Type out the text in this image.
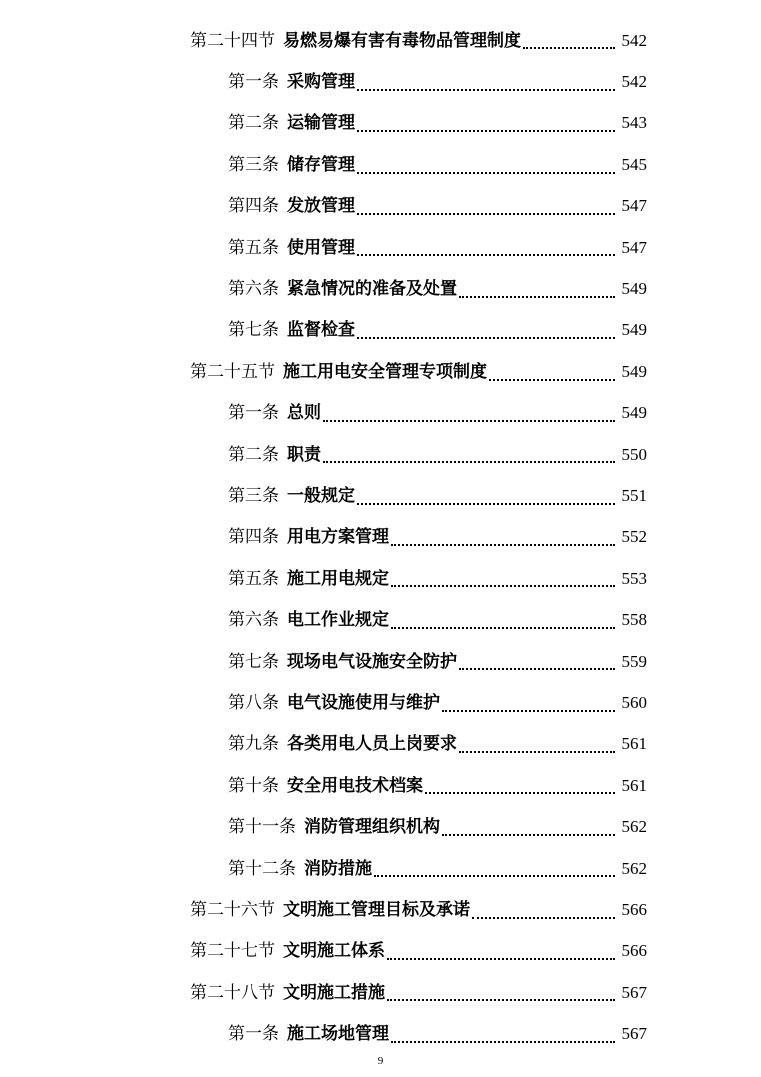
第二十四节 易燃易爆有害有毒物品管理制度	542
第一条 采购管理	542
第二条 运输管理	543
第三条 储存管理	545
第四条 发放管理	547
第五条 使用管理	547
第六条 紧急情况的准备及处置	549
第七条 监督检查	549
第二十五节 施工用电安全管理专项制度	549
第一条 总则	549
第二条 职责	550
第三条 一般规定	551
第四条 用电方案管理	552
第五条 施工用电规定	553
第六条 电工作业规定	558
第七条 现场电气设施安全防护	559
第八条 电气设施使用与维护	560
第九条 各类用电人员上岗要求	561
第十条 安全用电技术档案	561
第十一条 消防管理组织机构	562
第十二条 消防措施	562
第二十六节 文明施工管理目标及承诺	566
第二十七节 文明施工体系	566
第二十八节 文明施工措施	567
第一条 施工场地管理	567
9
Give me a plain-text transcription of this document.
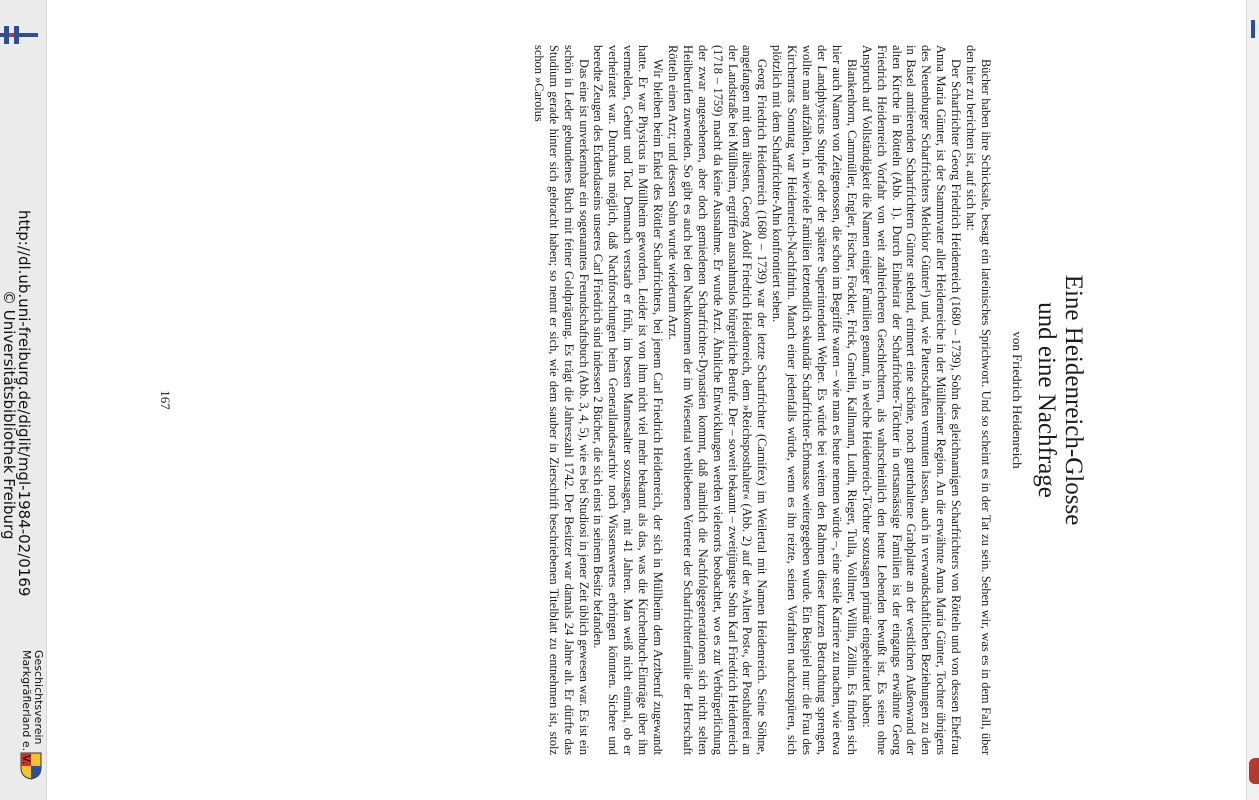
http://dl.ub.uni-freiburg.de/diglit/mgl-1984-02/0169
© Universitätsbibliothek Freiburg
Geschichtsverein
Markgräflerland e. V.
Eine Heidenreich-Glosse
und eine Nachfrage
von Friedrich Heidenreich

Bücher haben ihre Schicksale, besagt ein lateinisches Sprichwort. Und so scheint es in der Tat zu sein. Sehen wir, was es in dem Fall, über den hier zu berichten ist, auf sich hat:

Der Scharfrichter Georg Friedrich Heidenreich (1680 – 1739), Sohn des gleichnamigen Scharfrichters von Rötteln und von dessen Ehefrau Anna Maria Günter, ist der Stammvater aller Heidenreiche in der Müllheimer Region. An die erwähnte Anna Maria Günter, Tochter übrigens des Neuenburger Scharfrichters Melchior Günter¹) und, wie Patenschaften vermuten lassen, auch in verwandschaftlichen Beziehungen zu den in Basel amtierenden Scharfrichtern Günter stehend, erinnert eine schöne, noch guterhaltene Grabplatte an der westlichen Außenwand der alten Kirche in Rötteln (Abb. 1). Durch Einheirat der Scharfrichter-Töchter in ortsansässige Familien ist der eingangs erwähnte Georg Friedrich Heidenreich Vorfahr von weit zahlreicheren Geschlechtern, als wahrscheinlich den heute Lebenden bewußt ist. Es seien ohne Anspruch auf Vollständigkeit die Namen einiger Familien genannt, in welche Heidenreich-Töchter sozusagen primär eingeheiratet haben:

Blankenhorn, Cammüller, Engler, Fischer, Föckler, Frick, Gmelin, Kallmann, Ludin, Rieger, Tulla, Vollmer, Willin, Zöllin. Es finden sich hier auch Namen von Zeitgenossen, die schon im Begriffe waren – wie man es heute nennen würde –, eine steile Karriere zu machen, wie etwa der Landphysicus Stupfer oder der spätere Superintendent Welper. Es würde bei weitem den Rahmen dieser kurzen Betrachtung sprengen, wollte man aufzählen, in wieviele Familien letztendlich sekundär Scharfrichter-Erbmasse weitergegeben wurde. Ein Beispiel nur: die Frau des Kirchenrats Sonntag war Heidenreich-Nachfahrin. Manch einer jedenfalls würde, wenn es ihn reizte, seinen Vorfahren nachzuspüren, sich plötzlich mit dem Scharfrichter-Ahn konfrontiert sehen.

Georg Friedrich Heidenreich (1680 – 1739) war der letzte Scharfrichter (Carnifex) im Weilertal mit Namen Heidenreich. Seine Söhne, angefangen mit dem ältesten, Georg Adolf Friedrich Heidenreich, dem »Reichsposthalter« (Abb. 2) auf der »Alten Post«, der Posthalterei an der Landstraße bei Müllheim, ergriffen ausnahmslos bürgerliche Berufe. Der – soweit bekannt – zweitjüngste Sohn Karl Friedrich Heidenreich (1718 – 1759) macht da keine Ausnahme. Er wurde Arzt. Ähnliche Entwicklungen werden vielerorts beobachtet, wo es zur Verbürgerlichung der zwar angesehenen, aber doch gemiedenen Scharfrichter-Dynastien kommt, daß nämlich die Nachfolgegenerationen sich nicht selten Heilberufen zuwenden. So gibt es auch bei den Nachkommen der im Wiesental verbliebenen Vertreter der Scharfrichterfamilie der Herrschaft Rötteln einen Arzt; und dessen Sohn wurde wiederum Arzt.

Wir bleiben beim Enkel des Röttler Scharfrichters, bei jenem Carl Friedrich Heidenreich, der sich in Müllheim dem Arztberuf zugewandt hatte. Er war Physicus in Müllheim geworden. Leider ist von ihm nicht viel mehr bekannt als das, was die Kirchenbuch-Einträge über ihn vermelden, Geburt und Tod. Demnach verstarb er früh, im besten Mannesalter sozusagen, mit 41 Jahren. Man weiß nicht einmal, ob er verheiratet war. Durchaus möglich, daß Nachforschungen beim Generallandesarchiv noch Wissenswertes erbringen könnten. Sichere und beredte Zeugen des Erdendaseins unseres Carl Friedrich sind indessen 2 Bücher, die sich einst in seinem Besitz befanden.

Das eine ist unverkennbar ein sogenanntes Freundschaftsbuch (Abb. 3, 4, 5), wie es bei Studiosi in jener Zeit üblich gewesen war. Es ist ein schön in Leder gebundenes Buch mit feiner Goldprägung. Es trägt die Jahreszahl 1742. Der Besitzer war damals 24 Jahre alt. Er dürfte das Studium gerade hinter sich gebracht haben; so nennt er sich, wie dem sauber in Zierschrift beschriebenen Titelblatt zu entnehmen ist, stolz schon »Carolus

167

Required work
Set down the records in full and exactly. Do not carry over any image.

Finished answer
Type out the text in this image.
第二十四节 易燃易爆有害有毒物品管理制度	542
第一条 采购管理	542
第二条 运输管理	543
第三条 储存管理	545
第四条 发放管理	547
第五条 使用管理	547
第六条 紧急情况的准备及处置	549
第七条 监督检查	549
第二十五节 施工用电安全管理专项制度	549
第一条 总则	549
第二条 职责	550
第三条 一般规定	551
第四条 用电方案管理	552
第五条 施工用电规定	553
第六条 电工作业规定	558
第七条 现场电气设施安全防护	559
第八条 电气设施使用与维护	560
第九条 各类用电人员上岗要求	561
第十条 安全用电技术档案	561
第十一条 消防管理组织机构	562
第十二条 消防措施	562
第二十六节 文明施工管理目标及承诺	566
第二十七节 文明施工体系	566
第二十八节 文明施工措施	567
第一条 施工场地管理	567
9
Give me a plain-text transcription of this document.
http://dl.ub.uni-freiburg.de/diglit/mgl-1984-02/0169
© Universitätsbibliothek Freiburg
Geschichtsverein
Markgräflerland e. V.
Eine Heidenreich-Glosse
und eine Nachfrage
von Friedrich Heidenreich

Bücher haben ihre Schicksale, besagt ein lateinisches Sprichwort. Und so scheint es in der Tat zu sein. Sehen wir, was es in dem Fall, über den hier zu berichten ist, auf sich hat:

Der Scharfrichter Georg Friedrich Heidenreich (1680 – 1739), Sohn des gleichnamigen Scharfrichters von Rötteln und von dessen Ehefrau Anna Maria Günter, ist der Stammvater aller Heidenreiche in der Müllheimer Region. An die erwähnte Anna Maria Günter, Tochter übrigens des Neuenburger Scharfrichters Melchior Günter¹) und, wie Patenschaften vermuten lassen, auch in verwandschaftlichen Beziehungen zu den in Basel amtierenden Scharfrichtern Günter stehend, erinnert eine schöne, noch guterhaltene Grabplatte an der westlichen Außenwand der alten Kirche in Rötteln (Abb. 1). Durch Einheirat der Scharfrichter-Töchter in ortsansässige Familien ist der eingangs erwähnte Georg Friedrich Heidenreich Vorfahr von weit zahlreicheren Geschlechtern, als wahrscheinlich den heute Lebenden bewußt ist. Es seien ohne Anspruch auf Vollständigkeit die Namen einiger Familien genannt, in welche Heidenreich-Töchter sozusagen primär eingeheiratet haben:

Blankenhorn, Cammüller, Engler, Fischer, Föckler, Frick, Gmelin, Kallmann, Ludin, Rieger, Tulla, Vollmer, Willin, Zöllin. Es finden sich hier auch Namen von Zeitgenossen, die schon im Begriffe waren – wie man es heute nennen würde –, eine steile Karriere zu machen, wie etwa der Landphysicus Stupfer oder der spätere Superintendent Welper. Es würde bei weitem den Rahmen dieser kurzen Betrachtung sprengen, wollte man aufzählen, in wieviele Familien letztendlich sekundär Scharfrichter-Erbmasse weitergegeben wurde. Ein Beispiel nur: die Frau des Kirchenrats Sonntag war Heidenreich-Nachfahrin. Manch einer jedenfalls würde, wenn es ihn reizte, seinen Vorfahren nachzuspüren, sich plötzlich mit dem Scharfrichter-Ahn konfrontiert sehen.

Georg Friedrich Heidenreich (1680 – 1739) war der letzte Scharfrichter (Carnifex) im Weilertal mit Namen Heidenreich. Seine Söhne, angefangen mit dem ältesten, Georg Adolf Friedrich Heidenreich, dem »Reichsposthalter« (Abb. 2) auf der »Alten Post«, der Posthalterei an der Landstraße bei Müllheim, ergriffen ausnahmslos bürgerliche Berufe. Der – soweit bekannt – zweitjüngste Sohn Karl Friedrich Heidenreich (1718 – 1759) macht da keine Ausnahme. Er wurde Arzt. Ähnliche Entwicklungen werden vielerorts beobachtet, wo es zur Verbürgerlichung der zwar angesehenen, aber doch gemiedenen Scharfrichter-Dynastien kommt, daß nämlich die Nachfolgegenerationen sich nicht selten Heilberufen zuwenden. So gibt es auch bei den Nachkommen der im Wiesental verbliebenen Vertreter der Scharfrichterfamilie der Herrschaft Rötteln einen Arzt; und dessen Sohn wurde wiederum Arzt.

Wir bleiben beim Enkel des Röttler Scharfrichters, bei jenem Carl Friedrich Heidenreich, der sich in Müllheim dem Arztberuf zugewandt hatte. Er war Physicus in Müllheim geworden. Leider ist von ihm nicht viel mehr bekannt als das, was die Kirchenbuch-Einträge über ihn vermelden, Geburt und Tod. Demnach verstarb er früh, im besten Mannesalter sozusagen, mit 41 Jahren. Man weiß nicht einmal, ob er verheiratet war. Durchaus möglich, daß Nachforschungen beim Generallandesarchiv noch Wissenswertes erbringen könnten. Sichere und beredte Zeugen des Erdendaseins unseres Carl Friedrich sind indessen 2 Bücher, die sich einst in seinem Besitz befanden.

Das eine ist unverkennbar ein sogenanntes Freundschaftsbuch (Abb. 3, 4, 5), wie es bei Studiosi in jener Zeit üblich gewesen war. Es ist ein schön in Leder gebundenes Buch mit feiner Goldprägung. Es trägt die Jahreszahl 1742. Der Besitzer war damals 24 Jahre alt. Er dürfte das Studium gerade hinter sich gebracht haben; so nennt er sich, wie dem sauber in Zierschrift beschriebenen Titelblatt zu entnehmen ist, stolz schon »Carolus

167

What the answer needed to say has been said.